(Collected data)
____________

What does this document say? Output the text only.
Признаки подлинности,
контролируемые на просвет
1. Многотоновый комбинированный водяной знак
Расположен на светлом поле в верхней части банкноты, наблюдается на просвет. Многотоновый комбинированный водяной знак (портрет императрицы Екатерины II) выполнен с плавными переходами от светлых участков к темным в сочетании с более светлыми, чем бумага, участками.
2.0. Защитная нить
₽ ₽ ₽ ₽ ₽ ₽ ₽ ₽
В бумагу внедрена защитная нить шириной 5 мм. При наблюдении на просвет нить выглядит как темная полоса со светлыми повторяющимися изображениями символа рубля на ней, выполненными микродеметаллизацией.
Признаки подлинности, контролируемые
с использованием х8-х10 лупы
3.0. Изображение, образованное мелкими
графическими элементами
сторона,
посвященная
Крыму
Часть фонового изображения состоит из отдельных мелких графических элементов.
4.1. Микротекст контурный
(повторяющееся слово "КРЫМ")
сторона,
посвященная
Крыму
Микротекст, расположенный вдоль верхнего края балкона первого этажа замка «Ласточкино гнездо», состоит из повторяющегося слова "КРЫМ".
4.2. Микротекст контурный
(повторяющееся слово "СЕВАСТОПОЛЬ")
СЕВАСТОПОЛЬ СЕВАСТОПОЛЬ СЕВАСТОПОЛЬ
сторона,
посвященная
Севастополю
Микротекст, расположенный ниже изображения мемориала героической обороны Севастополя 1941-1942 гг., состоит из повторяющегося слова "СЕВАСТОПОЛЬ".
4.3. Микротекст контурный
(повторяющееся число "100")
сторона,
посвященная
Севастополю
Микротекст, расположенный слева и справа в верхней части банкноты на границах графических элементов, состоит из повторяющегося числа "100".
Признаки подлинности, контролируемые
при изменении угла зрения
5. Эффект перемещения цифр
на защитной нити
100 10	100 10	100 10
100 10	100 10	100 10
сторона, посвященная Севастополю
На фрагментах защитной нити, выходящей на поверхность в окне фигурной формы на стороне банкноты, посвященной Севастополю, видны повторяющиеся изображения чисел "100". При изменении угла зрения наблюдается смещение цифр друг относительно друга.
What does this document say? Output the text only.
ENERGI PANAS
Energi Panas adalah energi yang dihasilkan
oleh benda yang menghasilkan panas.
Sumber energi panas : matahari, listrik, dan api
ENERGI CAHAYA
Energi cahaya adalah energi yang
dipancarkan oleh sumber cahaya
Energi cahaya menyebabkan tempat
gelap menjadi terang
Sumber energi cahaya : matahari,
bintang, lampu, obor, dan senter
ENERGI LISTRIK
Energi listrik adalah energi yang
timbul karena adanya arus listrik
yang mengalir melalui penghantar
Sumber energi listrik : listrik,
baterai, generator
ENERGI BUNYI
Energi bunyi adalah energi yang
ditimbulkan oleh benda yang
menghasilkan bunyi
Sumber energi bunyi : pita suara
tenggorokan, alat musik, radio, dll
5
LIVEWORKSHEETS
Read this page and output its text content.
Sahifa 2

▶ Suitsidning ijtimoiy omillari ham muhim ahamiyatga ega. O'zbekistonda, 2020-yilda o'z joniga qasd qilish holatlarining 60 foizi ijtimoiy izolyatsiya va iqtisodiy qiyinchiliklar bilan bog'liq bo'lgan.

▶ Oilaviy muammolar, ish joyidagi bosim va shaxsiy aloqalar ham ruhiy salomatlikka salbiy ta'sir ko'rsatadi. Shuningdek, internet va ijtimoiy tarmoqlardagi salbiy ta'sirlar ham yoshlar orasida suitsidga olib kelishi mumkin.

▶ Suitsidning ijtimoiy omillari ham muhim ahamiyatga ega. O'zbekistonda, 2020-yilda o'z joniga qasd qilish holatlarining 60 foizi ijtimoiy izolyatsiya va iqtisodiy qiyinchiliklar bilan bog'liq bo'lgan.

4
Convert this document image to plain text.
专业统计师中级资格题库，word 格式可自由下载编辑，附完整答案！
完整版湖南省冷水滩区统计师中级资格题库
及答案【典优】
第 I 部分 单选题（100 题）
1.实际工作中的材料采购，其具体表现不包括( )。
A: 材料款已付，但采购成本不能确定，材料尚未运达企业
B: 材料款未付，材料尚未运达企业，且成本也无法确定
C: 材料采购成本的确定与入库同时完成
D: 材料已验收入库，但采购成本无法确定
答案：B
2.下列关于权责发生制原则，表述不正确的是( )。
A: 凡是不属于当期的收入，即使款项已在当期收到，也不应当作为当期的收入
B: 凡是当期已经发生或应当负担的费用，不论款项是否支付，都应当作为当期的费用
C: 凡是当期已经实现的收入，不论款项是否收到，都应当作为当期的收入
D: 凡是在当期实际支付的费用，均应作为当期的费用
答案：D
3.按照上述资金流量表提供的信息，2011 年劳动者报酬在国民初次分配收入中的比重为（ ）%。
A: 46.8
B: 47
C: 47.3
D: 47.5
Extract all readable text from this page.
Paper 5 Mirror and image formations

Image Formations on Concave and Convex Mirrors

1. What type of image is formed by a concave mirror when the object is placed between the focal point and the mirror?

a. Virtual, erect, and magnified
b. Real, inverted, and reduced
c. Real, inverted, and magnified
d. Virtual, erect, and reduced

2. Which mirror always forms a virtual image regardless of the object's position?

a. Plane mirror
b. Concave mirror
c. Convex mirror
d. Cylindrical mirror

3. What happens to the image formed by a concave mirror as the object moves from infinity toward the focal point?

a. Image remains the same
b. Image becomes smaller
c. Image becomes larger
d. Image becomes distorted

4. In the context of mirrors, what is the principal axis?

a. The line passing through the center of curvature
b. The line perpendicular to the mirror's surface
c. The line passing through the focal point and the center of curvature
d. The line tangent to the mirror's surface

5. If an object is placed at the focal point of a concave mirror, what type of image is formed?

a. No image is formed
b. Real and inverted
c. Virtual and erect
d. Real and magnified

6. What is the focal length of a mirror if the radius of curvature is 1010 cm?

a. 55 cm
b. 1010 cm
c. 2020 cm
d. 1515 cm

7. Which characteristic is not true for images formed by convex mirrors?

____________

Gather each line of the listing that holds the string "erect".

a. Virtual, erect, and magnified
d. Virtual, erect, and reduced
c. Virtual and erect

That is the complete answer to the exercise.